**GIVEN INSTRUCTION:** Transcribe every entry word for word. Skip the pictures.

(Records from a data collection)
==================================================

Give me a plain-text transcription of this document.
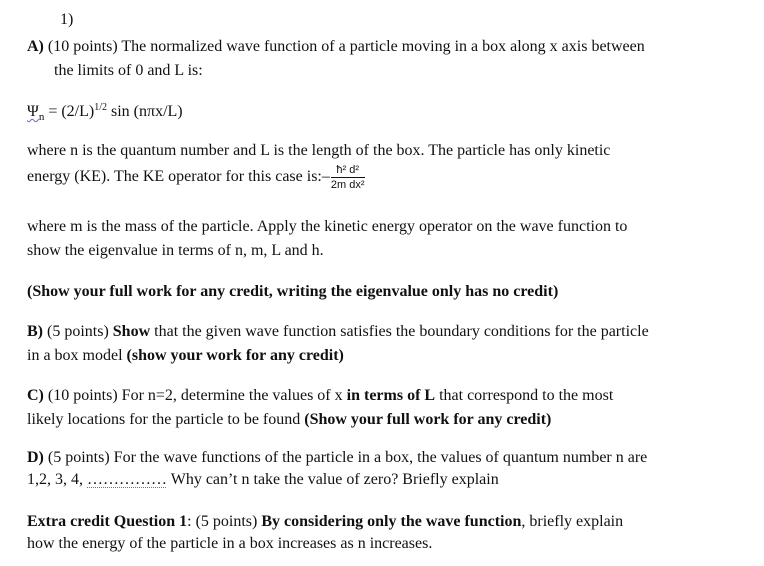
1)
A) (10 points) The normalized wave function of a particle moving in a box along x axis between
the limits of 0 and L is:
$\Psi_n = (2/L)^{1/2}$ sin (nπx/L)
where n is the quantum number and L is the length of the box. The particle has only kinetic
energy (KE). The KE operator for this case is:– $\frac{\text{ħ² d²}}{\text{2m dx²}}$
where m is the mass of the particle. Apply the kinetic energy operator on the wave function to
show the eigenvalue in terms of n, m, L and h.
(Show your full work for any credit, writing the eigenvalue only has no credit)
B) (5 points) Show that the given wave function satisfies the boundary conditions for the particle
in a box model (show your work for any credit)
C) (10 points) For n=2, determine the values of x in terms of L that correspond to the most
likely locations for the particle to be found (Show your full work for any credit)
D) (5 points) For the wave functions of the particle in a box, the values of quantum number n are
1,2, 3, 4, …………… Why can’t n take the value of zero? Briefly explain
Extra credit Question 1: (5 points) By considering only the wave function, briefly explain
how the energy of the particle in a box increases as n increases.
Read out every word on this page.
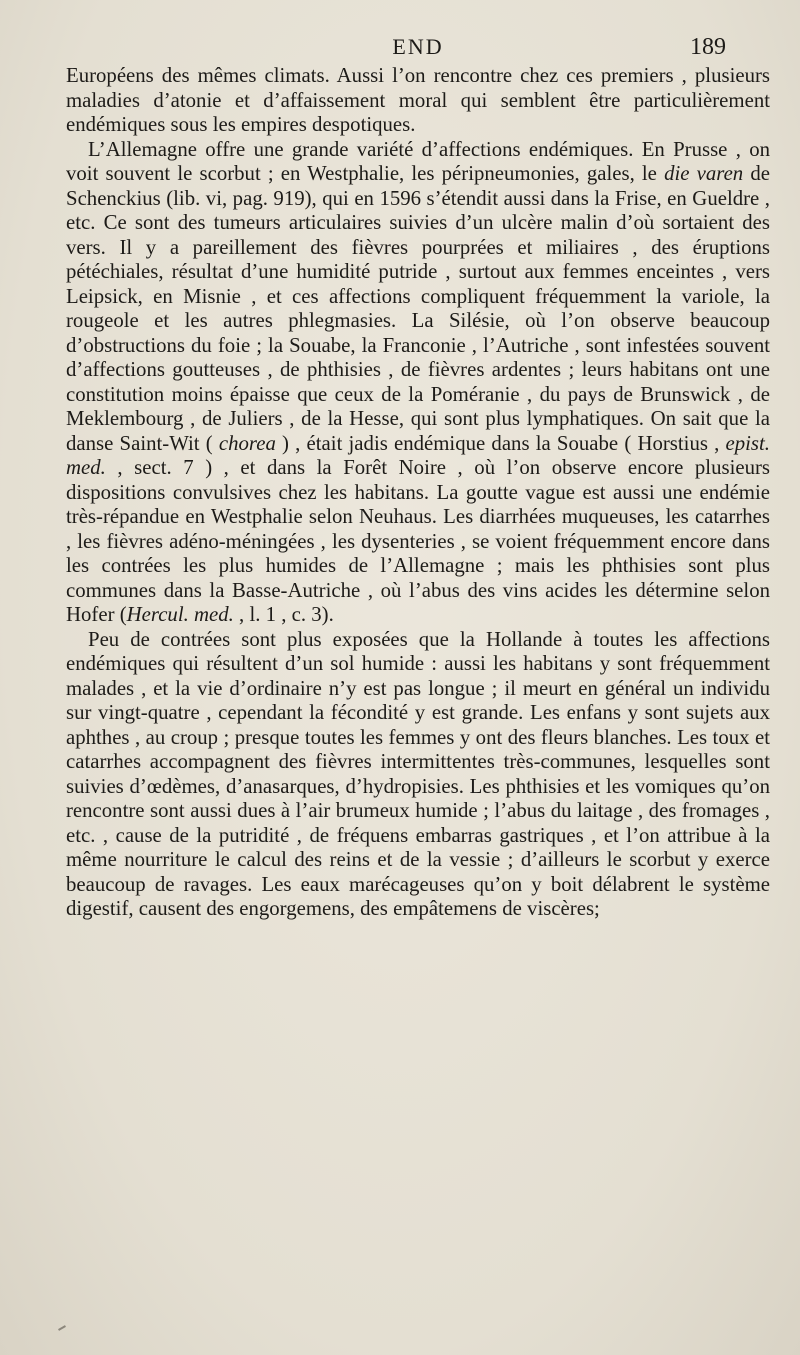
END	189

Européens des mêmes climats. Aussi l’on rencontre chez ces premiers , plusieurs maladies d’atonie et d’affaissement moral qui semblent être particulièrement endémiques sous les empires despotiques.

L’Allemagne offre une grande variété d’affections endémiques. En Prusse , on voit souvent le scorbut ; en Westphalie, les péripneumonies, gales, le die varen de Schenckius (lib. vi, pag. 919), qui en 1596 s’étendit aussi dans la Frise, en Gueldre , etc. Ce sont des tumeurs articulaires suivies d’un ulcère malin d’où sortaient des vers. Il y a pareillement des fièvres pourprées et miliaires , des éruptions pétéchiales, résultat d’une humidité putride , surtout aux femmes enceintes , vers Leipsick, en Misnie , et ces affections compliquent fréquemment la variole, la rougeole et les autres phlegmasies. La Silésie, où l’on observe beaucoup d’obstructions du foie ; la Souabe, la Franconie , l’Autriche , sont infestées souvent d’affections goutteuses , de phthisies , de fièvres ardentes ; leurs habitans ont une constitution moins épaisse que ceux de la Poméranie , du pays de Brunswick , de Meklembourg , de Juliers , de la Hesse, qui sont plus lymphatiques. On sait que la danse Saint-Wit ( chorea ) , était jadis endémique dans la Souabe ( Horstius , epist. med. , sect. 7 ) , et dans la Forêt Noire , où l’on observe encore plusieurs dispositions convulsives chez les habitans. La goutte vague est aussi une endémie très-répandue en Westphalie selon Neuhaus. Les diarrhées muqueuses, les catarrhes , les fièvres adéno-méningées , les dysenteries , se voient fréquemment encore dans les contrées les plus humides de l’Allemagne ; mais les phthisies sont plus communes dans la Basse-Autriche , où l’abus des vins acides les détermine selon Hofer (Hercul. med. , l. 1 , c. 3).

Peu de contrées sont plus exposées que la Hollande à toutes les affections endémiques qui résultent d’un sol humide : aussi les habitans y sont fréquemment malades , et la vie d’ordinaire n’y est pas longue ; il meurt en général un individu sur vingt-quatre , cependant la fécondité y est grande. Les enfans y sont sujets aux aphthes , au croup ; presque toutes les femmes y ont des fleurs blanches. Les toux et catarrhes accompagnent des fièvres intermittentes très-communes, lesquelles sont suivies d’œdèmes, d’anasarques, d’hydropisies. Les phthisies et les vomiques qu’on rencontre sont aussi dues à l’air brumeux humide ; l’abus du laitage , des fromages , etc. , cause de la putridité , de fréquens embarras gastriques , et l’on attribue à la même nourriture le calcul des reins et de la vessie ; d’ailleurs le scorbut y exerce beaucoup de ravages. Les eaux marécageuses qu’on y boit délabrent le système digestif, causent des engorgemens, des empâtemens de viscères;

==================================================

**SOLUTION FOR THIS PROBLEM:**
Give me a plain-text transcription of this document.
1)
A) (10 points) The normalized wave function of a particle moving in a box along x axis between
the limits of 0 and L is:
$\Psi_n = (2/L)^{1/2}$ sin (nπx/L)
where n is the quantum number and L is the length of the box. The particle has only kinetic
energy (KE). The KE operator for this case is:– $\frac{\text{ħ² d²}}{\text{2m dx²}}$
where m is the mass of the particle. Apply the kinetic energy operator on the wave function to
show the eigenvalue in terms of n, m, L and h.
(Show your full work for any credit, writing the eigenvalue only has no credit)
B) (5 points) Show that the given wave function satisfies the boundary conditions for the particle
in a box model (show your work for any credit)
C) (10 points) For n=2, determine the values of x in terms of L that correspond to the most
likely locations for the particle to be found (Show your full work for any credit)
D) (5 points) For the wave functions of the particle in a box, the values of quantum number n are
1,2, 3, 4, …………… Why can’t n take the value of zero? Briefly explain
Extra credit Question 1: (5 points) By considering only the wave function, briefly explain
how the energy of the particle in a box increases as n increases.
Read out every word on this page.
END	189

Européens des mêmes climats. Aussi l’on rencontre chez ces premiers , plusieurs maladies d’atonie et d’affaissement moral qui semblent être particulièrement endémiques sous les empires despotiques.

L’Allemagne offre une grande variété d’affections endémiques. En Prusse , on voit souvent le scorbut ; en Westphalie, les péripneumonies, gales, le die varen de Schenckius (lib. vi, pag. 919), qui en 1596 s’étendit aussi dans la Frise, en Gueldre , etc. Ce sont des tumeurs articulaires suivies d’un ulcère malin d’où sortaient des vers. Il y a pareillement des fièvres pourprées et miliaires , des éruptions pétéchiales, résultat d’une humidité putride , surtout aux femmes enceintes , vers Leipsick, en Misnie , et ces affections compliquent fréquemment la variole, la rougeole et les autres phlegmasies. La Silésie, où l’on observe beaucoup d’obstructions du foie ; la Souabe, la Franconie , l’Autriche , sont infestées souvent d’affections goutteuses , de phthisies , de fièvres ardentes ; leurs habitans ont une constitution moins épaisse que ceux de la Poméranie , du pays de Brunswick , de Meklembourg , de Juliers , de la Hesse, qui sont plus lymphatiques. On sait que la danse Saint-Wit ( chorea ) , était jadis endémique dans la Souabe ( Horstius , epist. med. , sect. 7 ) , et dans la Forêt Noire , où l’on observe encore plusieurs dispositions convulsives chez les habitans. La goutte vague est aussi une endémie très-répandue en Westphalie selon Neuhaus. Les diarrhées muqueuses, les catarrhes , les fièvres adéno-méningées , les dysenteries , se voient fréquemment encore dans les contrées les plus humides de l’Allemagne ; mais les phthisies sont plus communes dans la Basse-Autriche , où l’abus des vins acides les détermine selon Hofer (Hercul. med. , l. 1 , c. 3).

Peu de contrées sont plus exposées que la Hollande à toutes les affections endémiques qui résultent d’un sol humide : aussi les habitans y sont fréquemment malades , et la vie d’ordinaire n’y est pas longue ; il meurt en général un individu sur vingt-quatre , cependant la fécondité y est grande. Les enfans y sont sujets aux aphthes , au croup ; presque toutes les femmes y ont des fleurs blanches. Les toux et catarrhes accompagnent des fièvres intermittentes très-communes, lesquelles sont suivies d’œdèmes, d’anasarques, d’hydropisies. Les phthisies et les vomiques qu’on rencontre sont aussi dues à l’air brumeux humide ; l’abus du laitage , des fromages , etc. , cause de la putridité , de fréquens embarras gastriques , et l’on attribue à la même nourriture le calcul des reins et de la vessie ; d’ailleurs le scorbut y exerce beaucoup de ravages. Les eaux marécageuses qu’on y boit délabrent le système digestif, causent des engorgemens, des empâtemens de viscères;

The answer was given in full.